Set exercise
Select the lines that hold the word "expurgatorius" and copy each one.

Dataset items
((

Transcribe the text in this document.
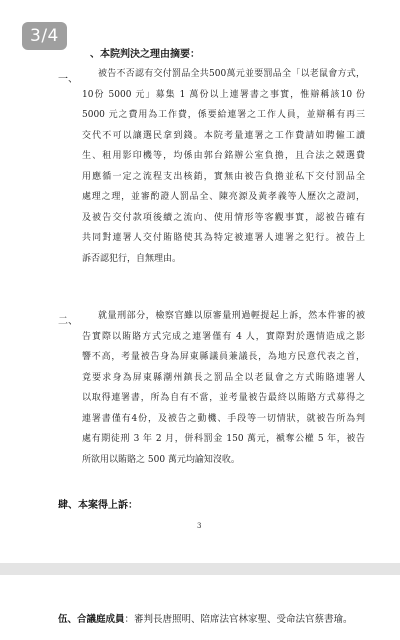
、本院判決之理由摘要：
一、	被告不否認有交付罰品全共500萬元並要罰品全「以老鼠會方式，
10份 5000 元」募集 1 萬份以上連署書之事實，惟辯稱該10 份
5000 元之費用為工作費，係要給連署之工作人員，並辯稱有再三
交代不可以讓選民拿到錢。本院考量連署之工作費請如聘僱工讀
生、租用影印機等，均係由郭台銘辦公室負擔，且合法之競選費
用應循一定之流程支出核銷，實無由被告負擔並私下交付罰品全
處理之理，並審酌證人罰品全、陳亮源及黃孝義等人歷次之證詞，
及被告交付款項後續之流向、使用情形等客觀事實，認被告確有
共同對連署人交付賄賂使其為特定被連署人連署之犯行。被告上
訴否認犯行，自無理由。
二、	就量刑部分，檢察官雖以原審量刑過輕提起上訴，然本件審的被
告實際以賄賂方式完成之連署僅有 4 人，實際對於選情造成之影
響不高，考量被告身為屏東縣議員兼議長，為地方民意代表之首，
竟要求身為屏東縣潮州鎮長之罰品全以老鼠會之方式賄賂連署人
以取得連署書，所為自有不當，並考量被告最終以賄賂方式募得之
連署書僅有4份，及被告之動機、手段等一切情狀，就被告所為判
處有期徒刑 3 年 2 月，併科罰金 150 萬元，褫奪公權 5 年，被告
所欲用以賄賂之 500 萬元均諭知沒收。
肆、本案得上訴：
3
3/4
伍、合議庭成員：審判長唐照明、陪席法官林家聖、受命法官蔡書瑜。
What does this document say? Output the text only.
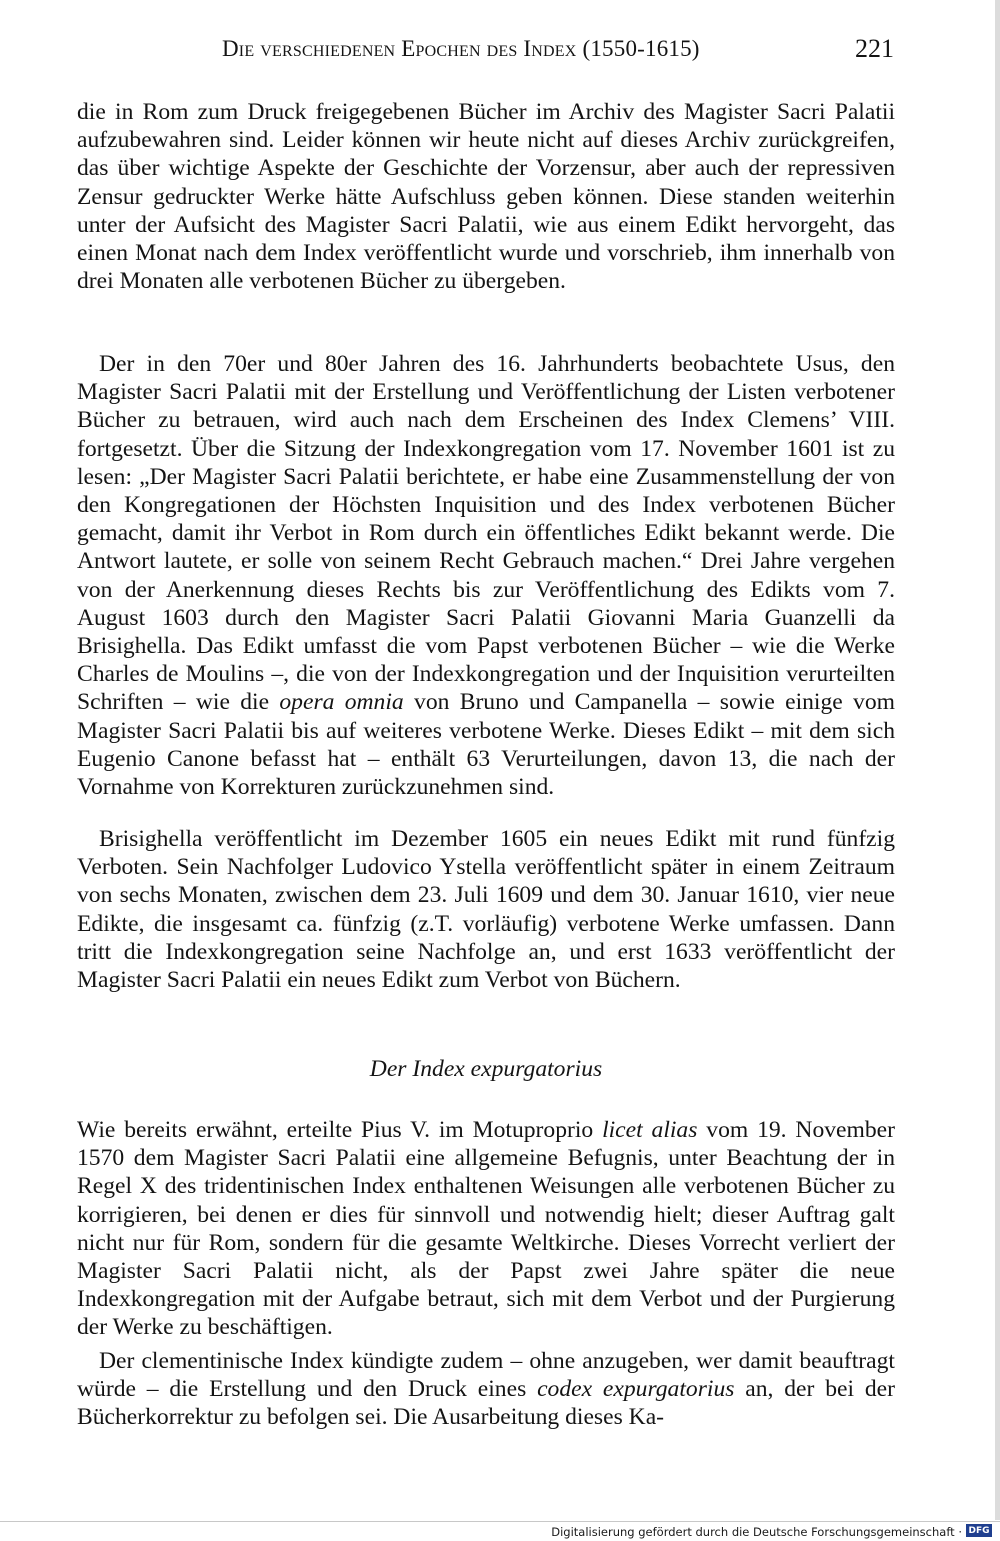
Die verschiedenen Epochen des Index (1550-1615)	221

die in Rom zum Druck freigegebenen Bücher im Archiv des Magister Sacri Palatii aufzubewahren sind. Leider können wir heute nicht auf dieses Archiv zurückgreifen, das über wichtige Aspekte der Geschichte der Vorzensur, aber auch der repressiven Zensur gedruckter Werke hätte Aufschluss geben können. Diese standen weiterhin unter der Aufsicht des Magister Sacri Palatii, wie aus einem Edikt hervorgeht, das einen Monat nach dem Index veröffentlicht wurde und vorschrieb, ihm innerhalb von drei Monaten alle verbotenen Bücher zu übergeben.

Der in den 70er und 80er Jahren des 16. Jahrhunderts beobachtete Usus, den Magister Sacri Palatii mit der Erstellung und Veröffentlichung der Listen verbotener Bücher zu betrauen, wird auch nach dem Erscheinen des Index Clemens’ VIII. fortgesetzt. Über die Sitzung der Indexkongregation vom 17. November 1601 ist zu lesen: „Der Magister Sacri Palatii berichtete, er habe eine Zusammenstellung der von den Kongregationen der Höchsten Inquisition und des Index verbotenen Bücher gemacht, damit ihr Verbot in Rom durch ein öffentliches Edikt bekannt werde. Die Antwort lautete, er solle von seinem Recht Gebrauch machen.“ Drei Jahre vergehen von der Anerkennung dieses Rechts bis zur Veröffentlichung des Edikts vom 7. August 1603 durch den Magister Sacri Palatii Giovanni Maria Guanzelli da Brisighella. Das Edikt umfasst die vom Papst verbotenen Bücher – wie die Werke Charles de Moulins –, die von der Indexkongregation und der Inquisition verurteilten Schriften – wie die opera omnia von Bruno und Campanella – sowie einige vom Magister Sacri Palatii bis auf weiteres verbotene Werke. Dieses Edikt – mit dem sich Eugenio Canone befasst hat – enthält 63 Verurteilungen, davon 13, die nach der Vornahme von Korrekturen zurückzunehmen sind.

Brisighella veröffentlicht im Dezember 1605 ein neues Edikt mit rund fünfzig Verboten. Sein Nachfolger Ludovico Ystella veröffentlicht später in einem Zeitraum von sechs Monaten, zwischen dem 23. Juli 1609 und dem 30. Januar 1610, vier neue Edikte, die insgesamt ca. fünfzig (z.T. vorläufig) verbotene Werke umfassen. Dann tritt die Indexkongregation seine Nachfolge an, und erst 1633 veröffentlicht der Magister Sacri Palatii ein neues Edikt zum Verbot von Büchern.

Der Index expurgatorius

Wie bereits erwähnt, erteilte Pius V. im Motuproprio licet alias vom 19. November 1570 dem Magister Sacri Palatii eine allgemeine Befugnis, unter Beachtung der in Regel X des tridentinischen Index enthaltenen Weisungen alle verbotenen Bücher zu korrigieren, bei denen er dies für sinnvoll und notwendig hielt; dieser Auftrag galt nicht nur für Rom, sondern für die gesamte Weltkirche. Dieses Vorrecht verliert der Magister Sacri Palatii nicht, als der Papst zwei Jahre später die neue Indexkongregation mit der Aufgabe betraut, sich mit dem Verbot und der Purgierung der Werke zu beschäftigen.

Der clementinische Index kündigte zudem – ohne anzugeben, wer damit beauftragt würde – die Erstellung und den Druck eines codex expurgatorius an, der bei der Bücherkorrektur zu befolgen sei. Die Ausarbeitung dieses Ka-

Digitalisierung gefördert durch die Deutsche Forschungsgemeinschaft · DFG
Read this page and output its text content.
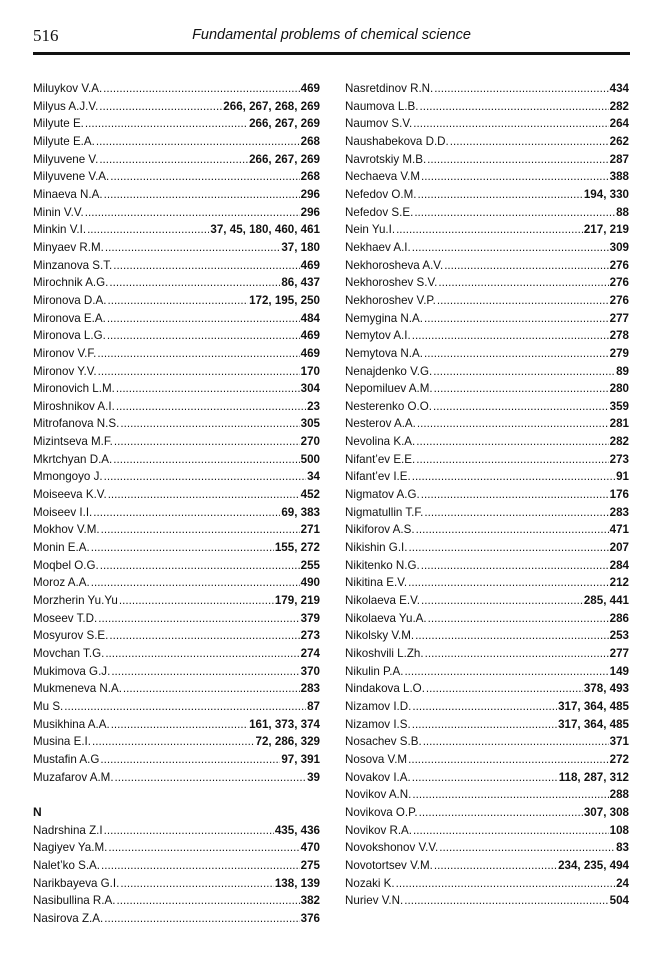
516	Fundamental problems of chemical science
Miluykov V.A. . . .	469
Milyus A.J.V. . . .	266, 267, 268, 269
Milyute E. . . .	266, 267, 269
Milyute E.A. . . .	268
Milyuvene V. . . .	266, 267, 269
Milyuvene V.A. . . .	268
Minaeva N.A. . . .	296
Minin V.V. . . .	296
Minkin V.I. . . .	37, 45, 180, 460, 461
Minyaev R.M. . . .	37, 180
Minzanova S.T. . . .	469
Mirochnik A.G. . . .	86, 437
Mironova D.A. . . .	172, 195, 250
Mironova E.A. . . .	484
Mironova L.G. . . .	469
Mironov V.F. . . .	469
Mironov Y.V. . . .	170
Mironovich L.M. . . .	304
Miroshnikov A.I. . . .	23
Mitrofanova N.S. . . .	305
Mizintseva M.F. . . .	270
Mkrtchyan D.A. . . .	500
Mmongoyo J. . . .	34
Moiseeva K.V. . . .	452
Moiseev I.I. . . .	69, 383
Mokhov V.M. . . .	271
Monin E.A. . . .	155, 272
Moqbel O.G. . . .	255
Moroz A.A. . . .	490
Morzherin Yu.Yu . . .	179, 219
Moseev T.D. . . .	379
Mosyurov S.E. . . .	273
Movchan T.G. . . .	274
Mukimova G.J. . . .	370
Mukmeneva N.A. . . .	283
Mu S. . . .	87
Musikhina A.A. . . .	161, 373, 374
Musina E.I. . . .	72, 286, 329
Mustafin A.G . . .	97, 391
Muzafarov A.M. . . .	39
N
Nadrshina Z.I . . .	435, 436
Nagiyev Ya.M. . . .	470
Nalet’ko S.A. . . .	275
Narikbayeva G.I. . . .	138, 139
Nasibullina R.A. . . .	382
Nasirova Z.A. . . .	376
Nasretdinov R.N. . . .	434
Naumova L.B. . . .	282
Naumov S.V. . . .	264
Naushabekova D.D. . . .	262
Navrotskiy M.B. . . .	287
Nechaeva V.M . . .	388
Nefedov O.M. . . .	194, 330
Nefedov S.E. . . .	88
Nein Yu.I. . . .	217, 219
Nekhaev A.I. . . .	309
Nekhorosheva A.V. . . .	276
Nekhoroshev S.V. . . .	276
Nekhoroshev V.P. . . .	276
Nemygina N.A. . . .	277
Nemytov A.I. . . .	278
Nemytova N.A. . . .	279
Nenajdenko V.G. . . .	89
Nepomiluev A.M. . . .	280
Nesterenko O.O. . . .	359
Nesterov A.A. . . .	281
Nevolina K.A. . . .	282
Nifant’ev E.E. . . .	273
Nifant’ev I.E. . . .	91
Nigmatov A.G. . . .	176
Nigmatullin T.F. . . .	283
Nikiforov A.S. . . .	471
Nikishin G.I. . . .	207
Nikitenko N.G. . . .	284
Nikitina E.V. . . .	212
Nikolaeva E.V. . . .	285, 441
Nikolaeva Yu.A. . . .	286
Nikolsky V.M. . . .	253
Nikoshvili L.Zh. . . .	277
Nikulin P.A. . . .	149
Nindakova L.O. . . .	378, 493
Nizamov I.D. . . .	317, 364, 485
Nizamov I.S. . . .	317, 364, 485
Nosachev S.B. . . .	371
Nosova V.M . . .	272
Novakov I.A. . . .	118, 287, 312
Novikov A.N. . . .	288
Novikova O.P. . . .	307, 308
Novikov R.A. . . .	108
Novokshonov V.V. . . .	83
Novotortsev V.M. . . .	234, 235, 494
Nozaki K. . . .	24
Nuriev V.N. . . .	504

))

Completed exercise
Der Index expurgatorius
Der clementinische Index kündigte zudem – ohne anzugeben, wer damit beauftragt würde – die Erstellung und den Druck eines codex expurgatorius an, der bei der Bücherkorrektur zu befolgen sei. Die Ausarbeitung dieses Ka-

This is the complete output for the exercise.